* [STATED PROBLEM]: Retype every entry in its entirety, without alteration.

^^^^^^^^^^^^^^^^

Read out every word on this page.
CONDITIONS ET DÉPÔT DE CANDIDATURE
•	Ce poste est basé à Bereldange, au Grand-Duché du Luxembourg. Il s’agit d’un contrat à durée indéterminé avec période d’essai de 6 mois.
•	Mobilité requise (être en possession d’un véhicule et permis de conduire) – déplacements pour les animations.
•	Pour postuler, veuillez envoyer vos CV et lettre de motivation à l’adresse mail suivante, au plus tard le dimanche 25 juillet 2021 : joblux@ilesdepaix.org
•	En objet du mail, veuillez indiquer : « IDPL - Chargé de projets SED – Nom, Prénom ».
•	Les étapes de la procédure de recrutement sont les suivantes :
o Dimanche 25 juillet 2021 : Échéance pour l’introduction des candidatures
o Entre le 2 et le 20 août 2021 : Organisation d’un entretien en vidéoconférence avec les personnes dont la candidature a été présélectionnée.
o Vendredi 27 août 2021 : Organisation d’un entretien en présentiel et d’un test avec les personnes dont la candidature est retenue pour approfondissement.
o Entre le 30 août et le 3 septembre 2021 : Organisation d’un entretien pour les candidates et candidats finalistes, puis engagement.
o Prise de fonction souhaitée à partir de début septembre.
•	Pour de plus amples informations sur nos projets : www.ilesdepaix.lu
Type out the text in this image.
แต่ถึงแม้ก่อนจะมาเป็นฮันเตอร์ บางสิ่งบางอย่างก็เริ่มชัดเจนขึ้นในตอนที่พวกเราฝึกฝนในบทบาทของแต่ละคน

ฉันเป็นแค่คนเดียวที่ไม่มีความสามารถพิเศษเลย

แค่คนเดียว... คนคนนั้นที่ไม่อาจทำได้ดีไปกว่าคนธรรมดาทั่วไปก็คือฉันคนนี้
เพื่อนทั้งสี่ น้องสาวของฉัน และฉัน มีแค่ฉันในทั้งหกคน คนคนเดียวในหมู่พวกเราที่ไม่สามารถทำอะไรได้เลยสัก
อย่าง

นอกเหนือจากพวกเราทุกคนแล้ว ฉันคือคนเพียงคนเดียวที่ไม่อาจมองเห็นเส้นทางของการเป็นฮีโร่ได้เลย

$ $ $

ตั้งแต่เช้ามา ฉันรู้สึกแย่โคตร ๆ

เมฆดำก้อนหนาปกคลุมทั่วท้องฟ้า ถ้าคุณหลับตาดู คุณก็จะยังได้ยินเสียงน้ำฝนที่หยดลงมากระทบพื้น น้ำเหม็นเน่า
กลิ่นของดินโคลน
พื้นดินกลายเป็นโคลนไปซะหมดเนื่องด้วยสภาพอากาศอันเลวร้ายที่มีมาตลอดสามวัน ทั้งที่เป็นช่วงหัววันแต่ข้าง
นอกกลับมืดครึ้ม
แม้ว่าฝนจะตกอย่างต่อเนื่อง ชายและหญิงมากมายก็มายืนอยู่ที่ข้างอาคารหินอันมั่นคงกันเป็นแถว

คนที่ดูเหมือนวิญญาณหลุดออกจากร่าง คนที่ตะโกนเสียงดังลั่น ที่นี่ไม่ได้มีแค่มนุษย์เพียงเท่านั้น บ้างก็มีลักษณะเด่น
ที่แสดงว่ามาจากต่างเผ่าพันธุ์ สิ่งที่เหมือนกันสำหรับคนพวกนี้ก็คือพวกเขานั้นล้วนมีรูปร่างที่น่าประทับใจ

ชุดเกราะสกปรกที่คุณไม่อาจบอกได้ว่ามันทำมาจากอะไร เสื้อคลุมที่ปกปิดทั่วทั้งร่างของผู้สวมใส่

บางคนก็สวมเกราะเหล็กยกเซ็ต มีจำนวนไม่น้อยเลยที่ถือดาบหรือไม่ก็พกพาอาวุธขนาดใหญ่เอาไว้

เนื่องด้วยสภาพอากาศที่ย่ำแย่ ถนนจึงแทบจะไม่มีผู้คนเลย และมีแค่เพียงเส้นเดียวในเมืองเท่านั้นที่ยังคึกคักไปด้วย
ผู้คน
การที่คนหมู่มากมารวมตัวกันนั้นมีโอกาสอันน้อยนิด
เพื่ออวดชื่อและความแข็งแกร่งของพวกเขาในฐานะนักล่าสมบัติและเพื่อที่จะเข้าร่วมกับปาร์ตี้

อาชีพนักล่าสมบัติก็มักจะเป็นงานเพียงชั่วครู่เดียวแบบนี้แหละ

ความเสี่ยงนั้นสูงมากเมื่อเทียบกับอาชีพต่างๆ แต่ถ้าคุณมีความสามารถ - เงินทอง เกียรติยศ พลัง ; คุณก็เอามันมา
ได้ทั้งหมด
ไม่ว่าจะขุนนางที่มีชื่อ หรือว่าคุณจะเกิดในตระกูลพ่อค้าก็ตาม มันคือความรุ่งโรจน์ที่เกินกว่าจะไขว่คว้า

^^^^^^^^^^^^^^^^

* [RIGHT ANSWER]:
Read out every word on this page.
CONDITIONS ET DÉPÔT DE CANDIDATURE
•	Ce poste est basé à Bereldange, au Grand-Duché du Luxembourg. Il s’agit d’un contrat à durée indéterminé avec période d’essai de 6 mois.
•	Mobilité requise (être en possession d’un véhicule et permis de conduire) – déplacements pour les animations.
•	Pour postuler, veuillez envoyer vos CV et lettre de motivation à l’adresse mail suivante, au plus tard le dimanche 25 juillet 2021 : joblux@ilesdepaix.org
•	En objet du mail, veuillez indiquer : « IDPL - Chargé de projets SED – Nom, Prénom ».
•	Les étapes de la procédure de recrutement sont les suivantes :
o Dimanche 25 juillet 2021 : Échéance pour l’introduction des candidatures
o Entre le 2 et le 20 août 2021 : Organisation d’un entretien en vidéoconférence avec les personnes dont la candidature a été présélectionnée.
o Vendredi 27 août 2021 : Organisation d’un entretien en présentiel et d’un test avec les personnes dont la candidature est retenue pour approfondissement.
o Entre le 30 août et le 3 septembre 2021 : Organisation d’un entretien pour les candidates et candidats finalistes, puis engagement.
o Prise de fonction souhaitée à partir de début septembre.
•	Pour de plus amples informations sur nos projets : www.ilesdepaix.lu
Type out the text in this image.
แต่ถึงแม้ก่อนจะมาเป็นฮันเตอร์ บางสิ่งบางอย่างก็เริ่มชัดเจนขึ้นในตอนที่พวกเราฝึกฝนในบทบาทของแต่ละคน

ฉันเป็นแค่คนเดียวที่ไม่มีความสามารถพิเศษเลย

แค่คนเดียว... คนคนนั้นที่ไม่อาจทำได้ดีไปกว่าคนธรรมดาทั่วไปก็คือฉันคนนี้
เพื่อนทั้งสี่ น้องสาวของฉัน และฉัน มีแค่ฉันในทั้งหกคน คนคนเดียวในหมู่พวกเราที่ไม่สามารถทำอะไรได้เลยสัก
อย่าง

นอกเหนือจากพวกเราทุกคนแล้ว ฉันคือคนเพียงคนเดียวที่ไม่อาจมองเห็นเส้นทางของการเป็นฮีโร่ได้เลย

$ $ $

ตั้งแต่เช้ามา ฉันรู้สึกแย่โคตร ๆ

เมฆดำก้อนหนาปกคลุมทั่วท้องฟ้า ถ้าคุณหลับตาดู คุณก็จะยังได้ยินเสียงน้ำฝนที่หยดลงมากระทบพื้น น้ำเหม็นเน่า
กลิ่นของดินโคลน
พื้นดินกลายเป็นโคลนไปซะหมดเนื่องด้วยสภาพอากาศอันเลวร้ายที่มีมาตลอดสามวัน ทั้งที่เป็นช่วงหัววันแต่ข้าง
นอกกลับมืดครึ้ม
แม้ว่าฝนจะตกอย่างต่อเนื่อง ชายและหญิงมากมายก็มายืนอยู่ที่ข้างอาคารหินอันมั่นคงกันเป็นแถว

คนที่ดูเหมือนวิญญาณหลุดออกจากร่าง คนที่ตะโกนเสียงดังลั่น ที่นี่ไม่ได้มีแค่มนุษย์เพียงเท่านั้น บ้างก็มีลักษณะเด่น
ที่แสดงว่ามาจากต่างเผ่าพันธุ์ สิ่งที่เหมือนกันสำหรับคนพวกนี้ก็คือพวกเขานั้นล้วนมีรูปร่างที่น่าประทับใจ

ชุดเกราะสกปรกที่คุณไม่อาจบอกได้ว่ามันทำมาจากอะไร เสื้อคลุมที่ปกปิดทั่วทั้งร่างของผู้สวมใส่

บางคนก็สวมเกราะเหล็กยกเซ็ต มีจำนวนไม่น้อยเลยที่ถือดาบหรือไม่ก็พกพาอาวุธขนาดใหญ่เอาไว้

เนื่องด้วยสภาพอากาศที่ย่ำแย่ ถนนจึงแทบจะไม่มีผู้คนเลย และมีแค่เพียงเส้นเดียวในเมืองเท่านั้นที่ยังคึกคักไปด้วย
ผู้คน
การที่คนหมู่มากมารวมตัวกันนั้นมีโอกาสอันน้อยนิด
เพื่ออวดชื่อและความแข็งแกร่งของพวกเขาในฐานะนักล่าสมบัติและเพื่อที่จะเข้าร่วมกับปาร์ตี้

อาชีพนักล่าสมบัติก็มักจะเป็นงานเพียงชั่วครู่เดียวแบบนี้แหละ

ความเสี่ยงนั้นสูงมากเมื่อเทียบกับอาชีพต่างๆ แต่ถ้าคุณมีความสามารถ - เงินทอง เกียรติยศ พลัง ; คุณก็เอามันมา
ได้ทั้งหมด
ไม่ว่าจะขุนนางที่มีชื่อ หรือว่าคุณจะเกิดในตระกูลพ่อค้าก็ตาม มันคือความรุ่งโรจน์ที่เกินกว่าจะไขว่คว้า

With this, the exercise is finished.